WHAT YOU HAVE TO DO. The lines to extract start at the one containing "Decode this image" and end with the last line; give them exactly and nothing more.

■ ■ ■ ■ ■

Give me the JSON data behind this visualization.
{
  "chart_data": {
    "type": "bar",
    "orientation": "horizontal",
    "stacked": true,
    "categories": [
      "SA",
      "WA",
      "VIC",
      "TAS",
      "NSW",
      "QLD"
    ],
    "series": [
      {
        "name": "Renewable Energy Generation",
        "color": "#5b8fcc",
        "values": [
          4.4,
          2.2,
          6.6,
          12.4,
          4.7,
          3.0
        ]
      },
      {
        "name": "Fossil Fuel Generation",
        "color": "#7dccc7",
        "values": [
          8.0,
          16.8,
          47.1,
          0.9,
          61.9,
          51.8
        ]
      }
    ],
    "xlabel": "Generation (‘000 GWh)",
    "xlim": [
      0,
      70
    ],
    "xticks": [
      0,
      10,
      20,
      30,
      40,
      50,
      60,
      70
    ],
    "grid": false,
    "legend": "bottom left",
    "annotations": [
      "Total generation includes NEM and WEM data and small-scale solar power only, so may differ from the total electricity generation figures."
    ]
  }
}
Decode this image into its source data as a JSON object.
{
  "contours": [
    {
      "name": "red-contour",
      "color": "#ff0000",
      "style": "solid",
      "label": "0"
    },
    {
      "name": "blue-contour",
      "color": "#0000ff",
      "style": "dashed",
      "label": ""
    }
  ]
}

■ ■ ■ ■ ■

FINAL ANSWER.
Decode this image into its source data as a JSON object.
{
  "contours": [
    {
      "name": "red-contour",
      "color": "#ff0000",
      "style": "solid",
      "label": "0"
    },
    {
      "name": "blue-contour",
      "color": "#0000ff",
      "style": "dashed",
      "label": ""
    }
  ]
}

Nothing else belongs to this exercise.